Determine how many lines of the material hold the string "otevřeno" and reply with only that number.

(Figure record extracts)
/---

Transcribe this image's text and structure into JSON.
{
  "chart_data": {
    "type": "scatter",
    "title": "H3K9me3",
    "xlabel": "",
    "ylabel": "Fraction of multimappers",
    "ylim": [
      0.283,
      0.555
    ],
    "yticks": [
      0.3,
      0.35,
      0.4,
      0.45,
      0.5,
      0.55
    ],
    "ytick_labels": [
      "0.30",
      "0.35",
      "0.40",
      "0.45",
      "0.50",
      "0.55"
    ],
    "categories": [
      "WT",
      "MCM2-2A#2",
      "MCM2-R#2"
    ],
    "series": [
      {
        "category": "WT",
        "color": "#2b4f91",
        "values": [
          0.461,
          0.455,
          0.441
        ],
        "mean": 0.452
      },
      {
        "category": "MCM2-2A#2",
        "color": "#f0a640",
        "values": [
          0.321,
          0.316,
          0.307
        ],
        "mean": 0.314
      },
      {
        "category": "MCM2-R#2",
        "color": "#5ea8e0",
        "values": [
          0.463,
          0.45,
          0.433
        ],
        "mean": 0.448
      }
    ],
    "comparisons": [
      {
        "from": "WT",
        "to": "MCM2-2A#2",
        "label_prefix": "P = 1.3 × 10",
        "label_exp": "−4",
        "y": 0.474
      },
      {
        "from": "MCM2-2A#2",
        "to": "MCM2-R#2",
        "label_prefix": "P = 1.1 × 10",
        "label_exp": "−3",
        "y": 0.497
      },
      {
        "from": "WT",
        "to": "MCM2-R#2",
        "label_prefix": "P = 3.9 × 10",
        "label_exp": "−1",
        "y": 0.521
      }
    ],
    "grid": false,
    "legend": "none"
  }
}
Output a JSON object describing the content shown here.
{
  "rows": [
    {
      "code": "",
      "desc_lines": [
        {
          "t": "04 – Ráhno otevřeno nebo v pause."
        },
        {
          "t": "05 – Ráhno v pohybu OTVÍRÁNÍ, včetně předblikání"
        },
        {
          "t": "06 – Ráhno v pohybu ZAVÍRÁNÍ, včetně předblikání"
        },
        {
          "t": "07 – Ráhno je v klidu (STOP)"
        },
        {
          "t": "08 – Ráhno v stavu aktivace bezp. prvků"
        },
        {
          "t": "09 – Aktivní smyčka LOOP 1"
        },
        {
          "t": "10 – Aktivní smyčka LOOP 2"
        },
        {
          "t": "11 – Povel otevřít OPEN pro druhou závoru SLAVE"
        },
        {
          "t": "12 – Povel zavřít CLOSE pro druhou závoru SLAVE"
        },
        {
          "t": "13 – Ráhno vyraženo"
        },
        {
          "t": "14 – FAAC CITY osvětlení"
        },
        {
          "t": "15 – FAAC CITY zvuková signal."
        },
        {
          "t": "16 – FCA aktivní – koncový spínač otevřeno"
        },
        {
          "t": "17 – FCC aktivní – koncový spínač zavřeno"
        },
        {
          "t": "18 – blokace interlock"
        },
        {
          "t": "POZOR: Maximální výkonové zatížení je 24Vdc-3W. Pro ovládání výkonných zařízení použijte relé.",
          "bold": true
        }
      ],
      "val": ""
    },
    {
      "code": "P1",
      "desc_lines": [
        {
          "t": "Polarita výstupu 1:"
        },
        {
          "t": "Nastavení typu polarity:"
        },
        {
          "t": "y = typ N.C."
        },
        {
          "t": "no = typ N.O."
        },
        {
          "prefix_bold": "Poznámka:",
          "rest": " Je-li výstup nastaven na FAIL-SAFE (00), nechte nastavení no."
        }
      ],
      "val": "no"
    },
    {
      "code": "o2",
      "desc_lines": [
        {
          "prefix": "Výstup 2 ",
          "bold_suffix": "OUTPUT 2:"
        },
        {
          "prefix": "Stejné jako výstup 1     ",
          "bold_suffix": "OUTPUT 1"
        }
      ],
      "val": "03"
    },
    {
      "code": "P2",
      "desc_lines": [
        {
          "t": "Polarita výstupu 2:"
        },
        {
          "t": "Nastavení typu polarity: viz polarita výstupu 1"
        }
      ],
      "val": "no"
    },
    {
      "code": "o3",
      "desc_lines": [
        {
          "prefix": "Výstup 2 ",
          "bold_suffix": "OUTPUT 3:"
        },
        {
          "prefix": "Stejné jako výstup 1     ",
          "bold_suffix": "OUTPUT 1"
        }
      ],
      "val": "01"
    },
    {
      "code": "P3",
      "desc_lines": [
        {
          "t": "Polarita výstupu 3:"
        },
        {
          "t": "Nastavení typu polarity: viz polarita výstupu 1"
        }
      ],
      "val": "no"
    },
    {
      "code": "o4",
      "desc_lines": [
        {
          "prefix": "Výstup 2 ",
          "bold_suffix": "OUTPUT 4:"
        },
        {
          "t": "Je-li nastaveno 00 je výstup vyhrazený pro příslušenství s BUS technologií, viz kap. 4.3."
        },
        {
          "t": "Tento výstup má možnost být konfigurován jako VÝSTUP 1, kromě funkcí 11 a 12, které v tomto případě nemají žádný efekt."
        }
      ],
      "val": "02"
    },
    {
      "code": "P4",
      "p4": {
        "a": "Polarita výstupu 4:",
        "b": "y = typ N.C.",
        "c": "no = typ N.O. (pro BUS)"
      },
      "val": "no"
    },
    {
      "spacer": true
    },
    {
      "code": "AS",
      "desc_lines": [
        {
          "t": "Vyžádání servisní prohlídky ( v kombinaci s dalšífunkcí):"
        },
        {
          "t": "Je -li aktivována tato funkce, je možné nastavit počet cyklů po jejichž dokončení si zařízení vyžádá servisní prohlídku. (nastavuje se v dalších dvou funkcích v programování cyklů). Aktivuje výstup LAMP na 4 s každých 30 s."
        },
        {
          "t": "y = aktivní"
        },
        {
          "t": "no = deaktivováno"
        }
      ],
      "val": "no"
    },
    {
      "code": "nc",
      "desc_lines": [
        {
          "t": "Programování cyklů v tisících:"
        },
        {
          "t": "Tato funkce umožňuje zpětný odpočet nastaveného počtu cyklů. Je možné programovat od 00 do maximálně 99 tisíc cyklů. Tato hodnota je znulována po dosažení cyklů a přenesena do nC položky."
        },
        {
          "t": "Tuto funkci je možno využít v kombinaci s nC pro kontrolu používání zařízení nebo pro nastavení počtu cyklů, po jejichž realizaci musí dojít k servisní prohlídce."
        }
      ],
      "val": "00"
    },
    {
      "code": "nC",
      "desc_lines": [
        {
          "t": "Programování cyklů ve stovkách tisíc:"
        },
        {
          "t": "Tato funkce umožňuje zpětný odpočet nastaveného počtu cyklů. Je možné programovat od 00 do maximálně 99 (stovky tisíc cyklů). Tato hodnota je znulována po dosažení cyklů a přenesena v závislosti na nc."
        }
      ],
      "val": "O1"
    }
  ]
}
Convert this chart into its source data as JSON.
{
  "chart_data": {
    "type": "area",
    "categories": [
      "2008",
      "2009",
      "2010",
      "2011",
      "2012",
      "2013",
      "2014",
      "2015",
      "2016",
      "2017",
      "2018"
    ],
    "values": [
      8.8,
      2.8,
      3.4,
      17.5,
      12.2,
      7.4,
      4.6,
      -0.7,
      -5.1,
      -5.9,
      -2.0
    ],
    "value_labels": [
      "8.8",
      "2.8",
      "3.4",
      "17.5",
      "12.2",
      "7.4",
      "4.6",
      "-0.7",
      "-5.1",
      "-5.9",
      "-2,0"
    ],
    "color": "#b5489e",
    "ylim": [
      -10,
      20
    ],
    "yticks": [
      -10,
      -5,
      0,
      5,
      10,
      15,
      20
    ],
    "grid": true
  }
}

\---

= SOLUTION TO THE PROBLEM =
2